**** Records supplied ****

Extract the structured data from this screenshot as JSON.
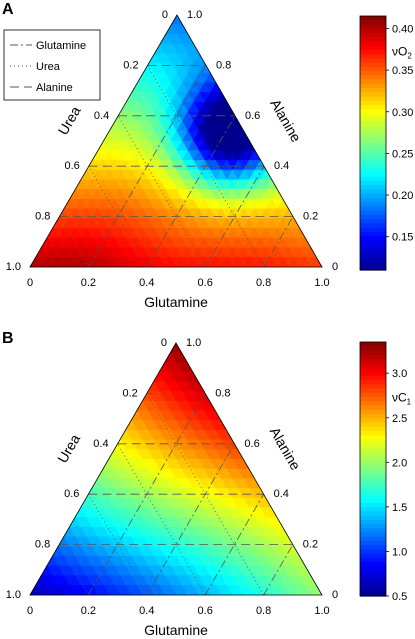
{
  "chart_data": [
    {
      "panel_label": "A",
      "type": "heatmap",
      "axes": {
        "bottom": {
          "label": "Glutamine",
          "ticks": [
            "0",
            "0.2",
            "0.4",
            "0.6",
            "0.8",
            "1.0"
          ]
        },
        "left": {
          "label": "Urea",
          "ticks": [
            "0",
            "0.2",
            "0.4",
            "0.6",
            "0.8",
            "1.0"
          ]
        },
        "right": {
          "label": "Alanine",
          "ticks": [
            "0",
            "0.2",
            "0.4",
            "0.6",
            "0.8",
            "1.0"
          ]
        }
      },
      "legend": {
        "placement": "top-left",
        "entries": [
          {
            "label": "Glutamine",
            "dash": "8,3,2,3"
          },
          {
            "label": "Urea",
            "dash": "1,3"
          },
          {
            "label": "Alanine",
            "dash": "9,5"
          }
        ]
      },
      "colorbar": {
        "label_main": "νO",
        "label_sub": "2",
        "range": [
          0.11,
          0.415
        ],
        "ticks": [
          "0.15",
          "0.20",
          "0.25",
          "0.30",
          "0.35",
          "0.40"
        ],
        "tick_values": [
          0.15,
          0.2,
          0.25,
          0.3,
          0.35,
          0.4
        ]
      },
      "corners": {
        "glutamine": 0.36,
        "urea": 0.4,
        "alanine": 0.18
      },
      "field": "valley",
      "gridlines": true
    },
    {
      "panel_label": "B",
      "type": "heatmap",
      "axes": {
        "bottom": {
          "label": "Glutamine",
          "ticks": [
            "0",
            "0.2",
            "0.4",
            "0.6",
            "0.8",
            "1.0"
          ]
        },
        "left": {
          "label": "Urea",
          "ticks": [
            "0",
            "0.2",
            "0.4",
            "0.6",
            "0.8",
            "1.0"
          ]
        },
        "right": {
          "label": "Alanine",
          "ticks": [
            "0",
            "0.2",
            "0.4",
            "0.6",
            "0.8",
            "1.0"
          ]
        }
      },
      "colorbar": {
        "label_main": "νC",
        "label_sub": "1",
        "range": [
          0.5,
          3.35
        ],
        "ticks": [
          "0.5",
          "1.0",
          "1.5",
          "2.0",
          "2.5",
          "3.0"
        ],
        "tick_values": [
          0.5,
          1.0,
          1.5,
          2.0,
          2.5,
          3.0
        ]
      },
      "corners": {
        "glutamine": 2.0,
        "urea": 0.6,
        "alanine": 3.3
      },
      "field": "linear",
      "gridlines": true
    }
  ],
  "colors": {
    "jet": [
      "#00008f",
      "#0000ff",
      "#00ffff",
      "#ffff00",
      "#ff0000",
      "#800000"
    ],
    "gridline": "#555555",
    "frame": "#000000"
  }
}
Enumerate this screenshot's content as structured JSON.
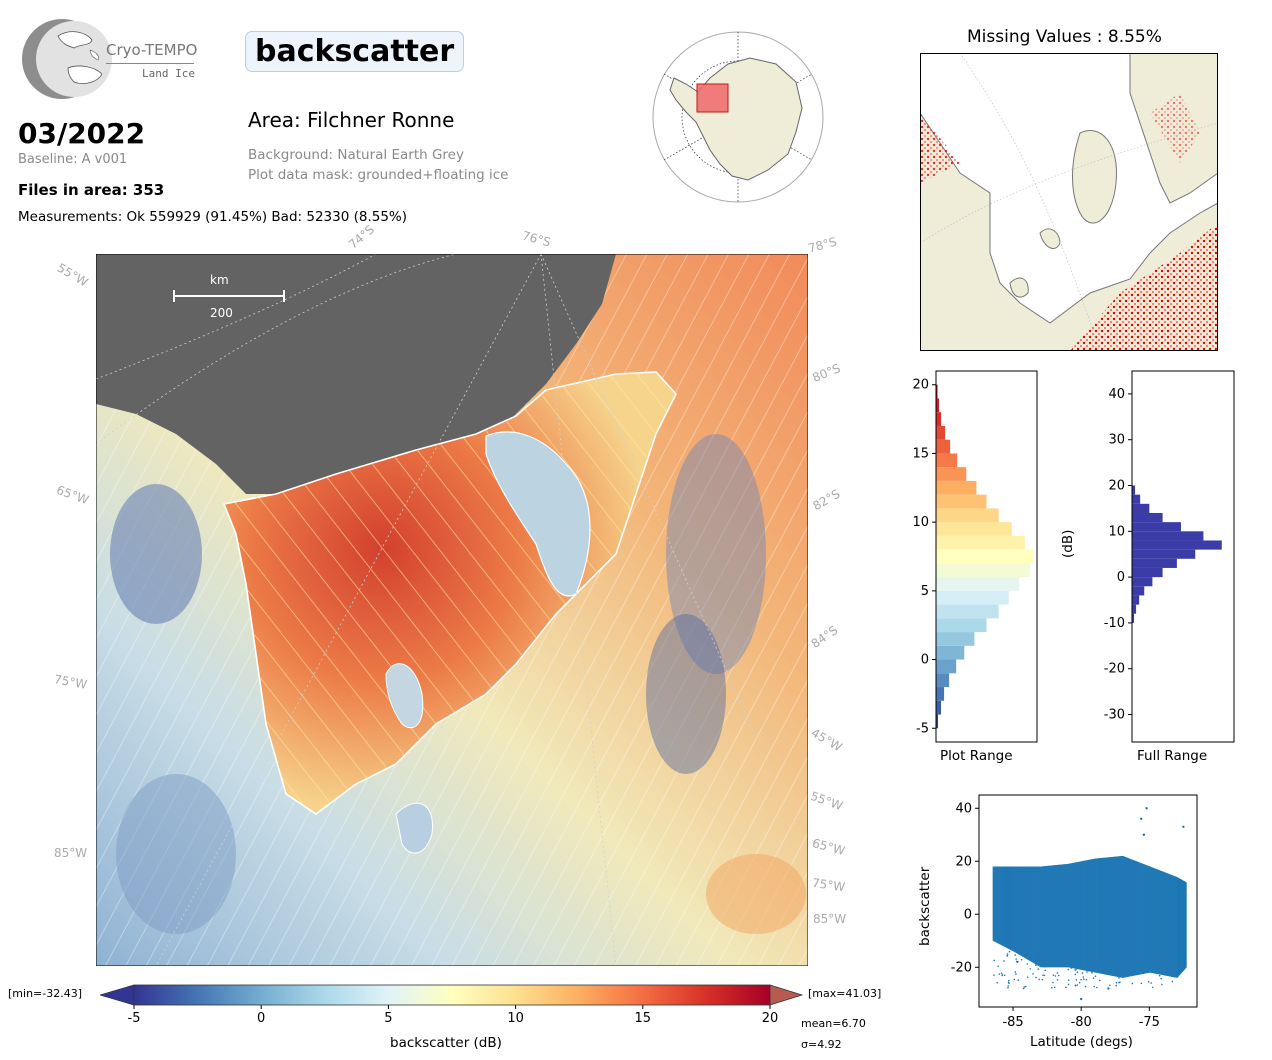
{
  "header": {
    "logo_line1": "Cryo-TEMPO",
    "logo_line2": "Land Ice",
    "parameter": "backscatter",
    "period": "03/2022",
    "baseline": "Baseline: A v001",
    "files": "Files in area: 353",
    "measurements": "Measurements: Ok 559929 (91.45%) Bad: 52330 (8.55%)",
    "area": "Area: Filchner Ronne",
    "background": "Background: Natural Earth Grey",
    "mask": "Plot data mask: grounded+floating ice"
  },
  "main_map": {
    "scale_unit": "km",
    "scale_value": "200",
    "lat_labels": [
      "74°S",
      "76°S",
      "78°S",
      "80°S",
      "82°S",
      "84°S"
    ],
    "lon_labels_left": [
      "55°W",
      "65°W",
      "75°W",
      "85°W"
    ],
    "lon_labels_right": [
      "45°W",
      "55°W",
      "65°W",
      "75°W",
      "85°W"
    ]
  },
  "colorbar": {
    "min_label": "[min=-32.43]",
    "max_label": "[max=41.03]",
    "ticks": [
      "-5",
      "0",
      "5",
      "10",
      "15",
      "20"
    ],
    "label": "backscatter (dB)",
    "mean": "mean=6.70",
    "sigma": "σ=4.92",
    "range": [
      -5,
      20
    ],
    "colors": [
      "#313695",
      "#4575b4",
      "#74add1",
      "#abd9e9",
      "#e0f3f8",
      "#ffffbf",
      "#fee090",
      "#fdae61",
      "#f46d43",
      "#d73027",
      "#a50026"
    ]
  },
  "missing_panel": {
    "title": "Missing Values : 8.55%"
  },
  "chart_data": [
    {
      "type": "bar",
      "orientation": "horizontal",
      "title": "",
      "xlabel": "Plot Range",
      "ylabel": "",
      "ylim": [
        -6,
        21
      ],
      "yticks": [
        "-5",
        "0",
        "5",
        "10",
        "15",
        "20"
      ],
      "bins": [
        {
          "y": -5,
          "v": 0.02
        },
        {
          "y": -4,
          "v": 0.05
        },
        {
          "y": -3,
          "v": 0.08
        },
        {
          "y": -2,
          "v": 0.13
        },
        {
          "y": -1,
          "v": 0.2
        },
        {
          "y": 0,
          "v": 0.28
        },
        {
          "y": 1,
          "v": 0.38
        },
        {
          "y": 2,
          "v": 0.5
        },
        {
          "y": 3,
          "v": 0.62
        },
        {
          "y": 4,
          "v": 0.72
        },
        {
          "y": 5,
          "v": 0.82
        },
        {
          "y": 6,
          "v": 0.93
        },
        {
          "y": 7,
          "v": 0.97
        },
        {
          "y": 8,
          "v": 0.88
        },
        {
          "y": 9,
          "v": 0.75
        },
        {
          "y": 10,
          "v": 0.62
        },
        {
          "y": 11,
          "v": 0.5
        },
        {
          "y": 12,
          "v": 0.4
        },
        {
          "y": 13,
          "v": 0.3
        },
        {
          "y": 14,
          "v": 0.21
        },
        {
          "y": 15,
          "v": 0.14
        },
        {
          "y": 16,
          "v": 0.09
        },
        {
          "y": 17,
          "v": 0.05
        },
        {
          "y": 18,
          "v": 0.03
        },
        {
          "y": 19,
          "v": 0.015
        }
      ]
    },
    {
      "type": "bar",
      "orientation": "horizontal",
      "title": "",
      "xlabel": "Full Range",
      "ylabel": "(dB)",
      "ylim": [
        -36,
        45
      ],
      "yticks": [
        "-30",
        "-20",
        "-10",
        "0",
        "10",
        "20",
        "30",
        "40"
      ],
      "color": "#3c3ca8",
      "bins": [
        {
          "y": -10,
          "v": 0.02
        },
        {
          "y": -8,
          "v": 0.04
        },
        {
          "y": -6,
          "v": 0.07
        },
        {
          "y": -4,
          "v": 0.12
        },
        {
          "y": -2,
          "v": 0.2
        },
        {
          "y": 0,
          "v": 0.3
        },
        {
          "y": 2,
          "v": 0.44
        },
        {
          "y": 4,
          "v": 0.62
        },
        {
          "y": 6,
          "v": 0.88
        },
        {
          "y": 8,
          "v": 0.7
        },
        {
          "y": 10,
          "v": 0.48
        },
        {
          "y": 12,
          "v": 0.3
        },
        {
          "y": 14,
          "v": 0.17
        },
        {
          "y": 16,
          "v": 0.08
        },
        {
          "y": 18,
          "v": 0.03
        }
      ]
    },
    {
      "type": "scatter",
      "title": "",
      "xlabel": "Latitude (degs)",
      "ylabel": "backscatter",
      "xlim": [
        -87.5,
        -71.5
      ],
      "ylim": [
        -35,
        45
      ],
      "xticks": [
        "-85",
        "-80",
        "-75"
      ],
      "yticks": [
        "-20",
        "0",
        "20",
        "40"
      ],
      "color": "#1f77b4",
      "series": [
        {
          "x": -86.5,
          "y_low": -10,
          "y_high": 18
        },
        {
          "x": -85,
          "y_low": -14,
          "y_high": 18
        },
        {
          "x": -83,
          "y_low": -20,
          "y_high": 18
        },
        {
          "x": -81,
          "y_low": -20,
          "y_high": 19
        },
        {
          "x": -79,
          "y_low": -22,
          "y_high": 21
        },
        {
          "x": -77,
          "y_low": -24,
          "y_high": 22
        },
        {
          "x": -75,
          "y_low": -22,
          "y_high": 18
        },
        {
          "x": -73,
          "y_low": -24,
          "y_high": 14
        },
        {
          "x": -72.3,
          "y_low": -20,
          "y_high": 12
        }
      ],
      "outliers": [
        {
          "x": -75.2,
          "y": 40
        },
        {
          "x": -75.6,
          "y": 36
        },
        {
          "x": -75.4,
          "y": 30
        },
        {
          "x": -72.5,
          "y": 33
        },
        {
          "x": -80,
          "y": -32
        },
        {
          "x": -78,
          "y": -28
        }
      ]
    }
  ]
}
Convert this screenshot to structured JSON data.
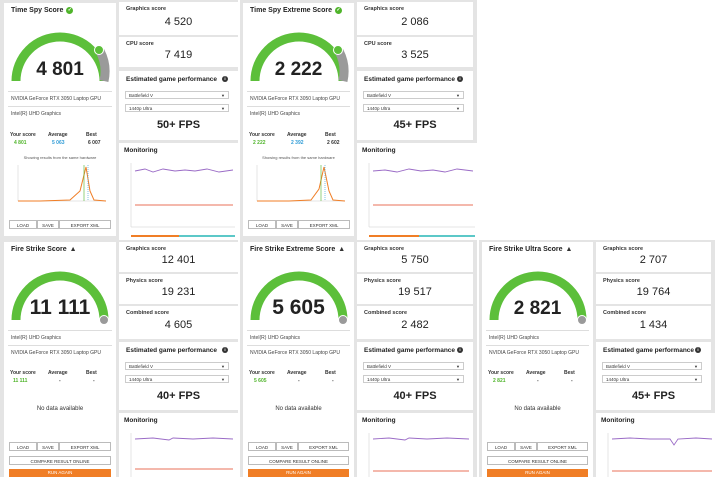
{
  "benchmarks": [
    {
      "title": "Time Spy Score",
      "title_badge": "check",
      "score": "4 801",
      "gpu_lines": [
        "NVIDIA GeForce RTX 3050 Laptop GPU",
        "Intel(R) UHD Graphics"
      ],
      "compare": {
        "your_label": "Your score",
        "avg_label": "Average",
        "best_label": "Best",
        "your": "4 801",
        "avg": "5 063",
        "best": "6 007"
      },
      "histogram_note": "Showing results from the same hardware",
      "buttons": {
        "load": "LOAD",
        "save": "SAVE",
        "export": "EXPORT XML"
      },
      "subscores": [
        {
          "label": "Graphics score",
          "value": "4 520"
        },
        {
          "label": "CPU score",
          "value": "7 419"
        }
      ],
      "egp": {
        "title": "Estimated game performance",
        "game": "Battlefield V",
        "preset": "1440p Ultra",
        "fps": "50+ FPS"
      },
      "monitoring_title": "Monitoring"
    },
    {
      "title": "Time Spy Extreme Score",
      "title_badge": "check",
      "score": "2 222",
      "gpu_lines": [
        "NVIDIA GeForce RTX 3050 Laptop GPU",
        "Intel(R) UHD Graphics"
      ],
      "compare": {
        "your_label": "Your score",
        "avg_label": "Average",
        "best_label": "Best",
        "your": "2 222",
        "avg": "2 392",
        "best": "2 602"
      },
      "histogram_note": "Showing results from the same hardware",
      "buttons": {
        "load": "LOAD",
        "save": "SAVE",
        "export": "EXPORT XML"
      },
      "subscores": [
        {
          "label": "Graphics score",
          "value": "2 086"
        },
        {
          "label": "CPU score",
          "value": "3 525"
        }
      ],
      "egp": {
        "title": "Estimated game performance",
        "game": "Battlefield V",
        "preset": "1440p Ultra",
        "fps": "45+ FPS"
      },
      "monitoring_title": "Monitoring"
    },
    {
      "title": "Fire Strike Score",
      "title_badge": "warn",
      "score": "11 111",
      "gpu_lines": [
        "Intel(R) UHD Graphics",
        "NVIDIA GeForce RTX 3050 Laptop GPU"
      ],
      "compare": {
        "your_label": "Your score",
        "avg_label": "Average",
        "best_label": "Best",
        "your": "11 111",
        "avg": "-",
        "best": "-"
      },
      "no_data": "No data available",
      "buttons": {
        "load": "LOAD",
        "save": "SAVE",
        "export": "EXPORT XML",
        "compare": "COMPARE RESULT ONLINE",
        "run": "RUN AGAIN"
      },
      "subscores": [
        {
          "label": "Graphics score",
          "value": "12 401"
        },
        {
          "label": "Physics score",
          "value": "19 231"
        },
        {
          "label": "Combined score",
          "value": "4 605"
        }
      ],
      "egp": {
        "title": "Estimated game performance",
        "game": "Battlefield V",
        "preset": "1440p Ultra",
        "fps": "40+ FPS"
      },
      "monitoring_title": "Monitoring"
    },
    {
      "title": "Fire Strike Extreme Score",
      "title_badge": "warn",
      "score": "5 605",
      "gpu_lines": [
        "Intel(R) UHD Graphics",
        "NVIDIA GeForce RTX 3050 Laptop GPU"
      ],
      "compare": {
        "your_label": "Your score",
        "avg_label": "Average",
        "best_label": "Best",
        "your": "5 605",
        "avg": "-",
        "best": "-"
      },
      "no_data": "No data available",
      "buttons": {
        "load": "LOAD",
        "save": "SAVE",
        "export": "EXPORT XML",
        "compare": "COMPARE RESULT ONLINE",
        "run": "RUN AGAIN"
      },
      "subscores": [
        {
          "label": "Graphics score",
          "value": "5 750"
        },
        {
          "label": "Physics score",
          "value": "19 517"
        },
        {
          "label": "Combined score",
          "value": "2 482"
        }
      ],
      "egp": {
        "title": "Estimated game performance",
        "game": "Battlefield V",
        "preset": "1440p Ultra",
        "fps": "40+ FPS"
      },
      "monitoring_title": "Monitoring"
    },
    {
      "title": "Fire Strike Ultra Score",
      "title_badge": "warn",
      "score": "2 821",
      "gpu_lines": [
        "Intel(R) UHD Graphics",
        "NVIDIA GeForce RTX 3050 Laptop GPU"
      ],
      "compare": {
        "your_label": "Your score",
        "avg_label": "Average",
        "best_label": "Best",
        "your": "2 821",
        "avg": "-",
        "best": "-"
      },
      "no_data": "No data available",
      "buttons": {
        "load": "LOAD",
        "save": "SAVE",
        "export": "EXPORT XML",
        "compare": "COMPARE RESULT ONLINE",
        "run": "RUN AGAIN"
      },
      "subscores": [
        {
          "label": "Graphics score",
          "value": "2 707"
        },
        {
          "label": "Physics score",
          "value": "19 764"
        },
        {
          "label": "Combined score",
          "value": "1 434"
        }
      ],
      "egp": {
        "title": "Estimated game performance",
        "game": "Battlefield V",
        "preset": "1440p Ultra",
        "fps": "45+ FPS"
      },
      "monitoring_title": "Monitoring"
    }
  ],
  "colors": {
    "gauge_green": "#5cbf3a",
    "gauge_gray": "#9a9a9a",
    "your_score": "#4fb42a",
    "average": "#2e9bd6",
    "run_button": "#f07e26",
    "hist_line": "#f07e26",
    "mon_purple": "#9a6bc6",
    "mon_red": "#e8705a"
  }
}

****

■ **What the task asks**
Using the entries above, return each line that includes the word "xlabel".

■ **The answer**
      "xlabel": "Plot Range",
      "xlabel": "Full Range",
      "xlabel": "Latitude (degs)",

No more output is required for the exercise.